--- Objetivo de la tarea ---
Según el fragmento sobre el turno pacífico, ¿qué partidos se alternaban en el poder gracias al falseo sistemático de las elecciones? Responde, por favor, en una sola frase.

--- Fragmento ---
* * * *

En defensa del voto inútil


Siempre es arriesgado plantear paralelismos entre diferentes períodos históricos, especialmente cuando uno de los períodos comparados es el presente, que no podemos ver con la perspectiva que da el tiempo. Sin embargo no puedo evitar que algunos aspectos de la actual situación política de España me recuerden el período histórico que se dio en llamar el turno pacífico.

Para aquellos que no conozcan o no recuerden este período de nuestra historia, recordaré que entre el fracaso de la Primera República y la instauración de la dictadura de Primo de Rivera, se estableció en España una monarquía parlamentaria. Se implantó el sufragio universal masculino, pero las elecciones eran sistemáticamente falseadas para que se alternasen en el poder los partidos liberal y conservador. No merece la pena detallar los métodos empleados para conseguirlo: el partido de la porra, los aquelarres en los que votaban cementerios completos, etc.

Lo más sorprendente de este sistema fue el tiempo que duró, y seguramente lo más grave el efecto que produjo. En palabras del hispanista británico Hugh Thomas:
El pueblo español llegó a considerar el sistema parlamentario -imitación deliberada del inglés- como un medio para excluirle de la política [...] El "piadoso fraude" de la Constitución fue una de las razones de la difusión de las ideas revolucionarias entre la clase obrera.

* * * *

--- Registros extraídos ---
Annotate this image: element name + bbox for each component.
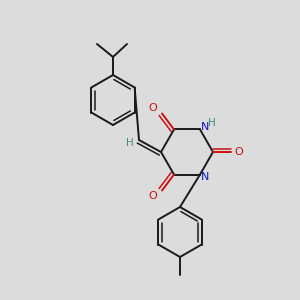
Text: N: N — [201, 122, 209, 133]
Text: H: H — [208, 118, 216, 128]
Text: O: O — [235, 147, 243, 157]
Text: O: O — [148, 190, 158, 200]
Text: H: H — [126, 138, 134, 148]
Text: O: O — [148, 103, 158, 113]
Text: N: N — [201, 172, 209, 182]
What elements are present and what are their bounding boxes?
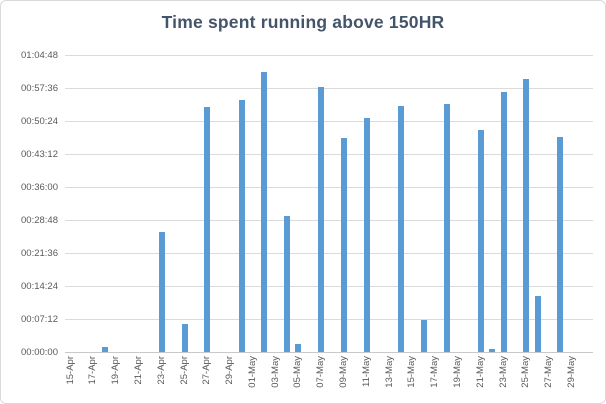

* * * *

--- Respuesta ---
Se alternaban en el poder el partido liberal y el partido conservador.